# TASK GOAL
Identify and pull out each line of the entries in which "electricity" occurs.

Figure data in JSON:
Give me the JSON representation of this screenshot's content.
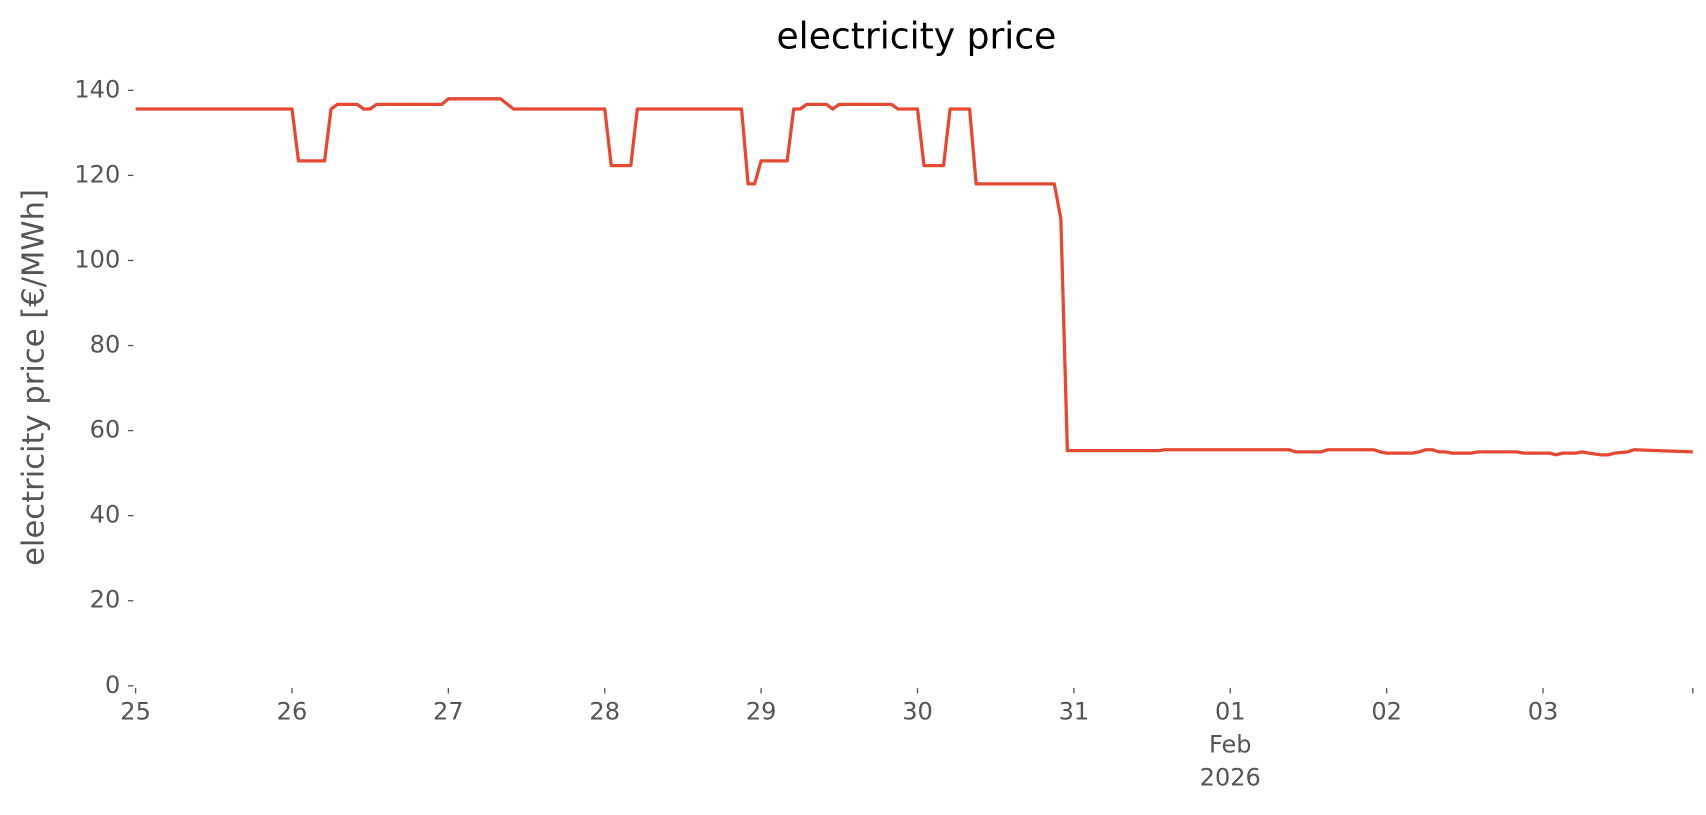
{
  "chart_data": {
    "type": "line",
    "title": "electricity price",
    "y_label": "electricity price [€/MWh]",
    "series": [
      {
        "name": "electricity price",
        "color": "#e24a33",
        "x": [
          "2026-01-25 00:00",
          "2026-01-26 00:00",
          "2026-01-26 01:00",
          "2026-01-26 05:00",
          "2026-01-26 06:00",
          "2026-01-26 07:00",
          "2026-01-26 10:00",
          "2026-01-26 11:00",
          "2026-01-26 12:00",
          "2026-01-26 13:00",
          "2026-01-26 23:00",
          "2026-01-27 00:00",
          "2026-01-27 08:00",
          "2026-01-27 10:00",
          "2026-01-28 00:00",
          "2026-01-28 01:00",
          "2026-01-28 04:00",
          "2026-01-28 05:00",
          "2026-01-28 21:00",
          "2026-01-28 22:00",
          "2026-01-28 23:00",
          "2026-01-29 00:00",
          "2026-01-29 04:00",
          "2026-01-29 05:00",
          "2026-01-29 06:00",
          "2026-01-29 07:00",
          "2026-01-29 10:00",
          "2026-01-29 11:00",
          "2026-01-29 12:00",
          "2026-01-29 20:00",
          "2026-01-29 21:00",
          "2026-01-30 00:00",
          "2026-01-30 01:00",
          "2026-01-30 04:00",
          "2026-01-30 05:00",
          "2026-01-30 08:00",
          "2026-01-30 09:00",
          "2026-01-30 21:00",
          "2026-01-30 22:00",
          "2026-01-30 23:00",
          "2026-01-31 13:00",
          "2026-01-31 14:00",
          "2026-02-01 09:00",
          "2026-02-01 10:00",
          "2026-02-01 14:00",
          "2026-02-01 15:00",
          "2026-02-01 22:00",
          "2026-02-01 23:00",
          "2026-02-02 00:00",
          "2026-02-02 04:00",
          "2026-02-02 05:00",
          "2026-02-02 06:00",
          "2026-02-02 07:00",
          "2026-02-02 08:00",
          "2026-02-02 09:00",
          "2026-02-02 10:00",
          "2026-02-02 13:00",
          "2026-02-02 14:00",
          "2026-02-02 20:00",
          "2026-02-02 21:00",
          "2026-02-03 01:00",
          "2026-02-03 02:00",
          "2026-02-03 03:00",
          "2026-02-03 05:00",
          "2026-02-03 06:00",
          "2026-02-03 07:00",
          "2026-02-03 09:00",
          "2026-02-03 10:00",
          "2026-02-03 11:00",
          "2026-02-03 13:00",
          "2026-02-03 14:00",
          "2026-02-03 23:00"
        ],
        "values": [
          135.6,
          135.6,
          123.4,
          123.4,
          135.6,
          136.7,
          136.7,
          135.6,
          135.6,
          136.7,
          136.7,
          138,
          138,
          135.6,
          135.6,
          122.3,
          122.3,
          135.6,
          135.6,
          118,
          118,
          123.4,
          123.4,
          135.6,
          135.6,
          136.7,
          136.7,
          135.6,
          136.7,
          136.7,
          135.6,
          135.6,
          122.3,
          122.3,
          135.6,
          135.6,
          118,
          118,
          109.8,
          55.3,
          55.3,
          55.5,
          55.5,
          55,
          55,
          55.5,
          55.5,
          55,
          54.7,
          54.7,
          55,
          55.5,
          55.5,
          55,
          55,
          54.7,
          54.7,
          55,
          55,
          54.7,
          54.7,
          54.3,
          54.7,
          54.7,
          55,
          54.7,
          54.3,
          54.3,
          54.7,
          55,
          55.5,
          55
        ]
      }
    ],
    "xlim": [
      "2026-01-25 00:00",
      "2026-02-03 23:00"
    ],
    "xticks": [
      {
        "value": "2026-01-25 00:00",
        "label": "25"
      },
      {
        "value": "2026-01-26 00:00",
        "label": "26"
      },
      {
        "value": "2026-01-27 00:00",
        "label": "27"
      },
      {
        "value": "2026-01-28 00:00",
        "label": "28"
      },
      {
        "value": "2026-01-29 00:00",
        "label": "29"
      },
      {
        "value": "2026-01-30 00:00",
        "label": "30"
      },
      {
        "value": "2026-01-31 00:00",
        "label": "31"
      },
      {
        "value": "2026-02-01 00:00",
        "label": "01\nFeb\n2026"
      },
      {
        "value": "2026-02-02 00:00",
        "label": "02"
      },
      {
        "value": "2026-02-03 00:00",
        "label": "03"
      }
    ],
    "ylim": [
      0,
      145
    ],
    "yticks": [
      0,
      20,
      40,
      60,
      80,
      100,
      120,
      140
    ],
    "grid": false
  }
}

# EXERCISE RESPONSE
    "title": "electricity price",
    "y_label": "electricity price [€/MWh]",
        "name": "electricity price",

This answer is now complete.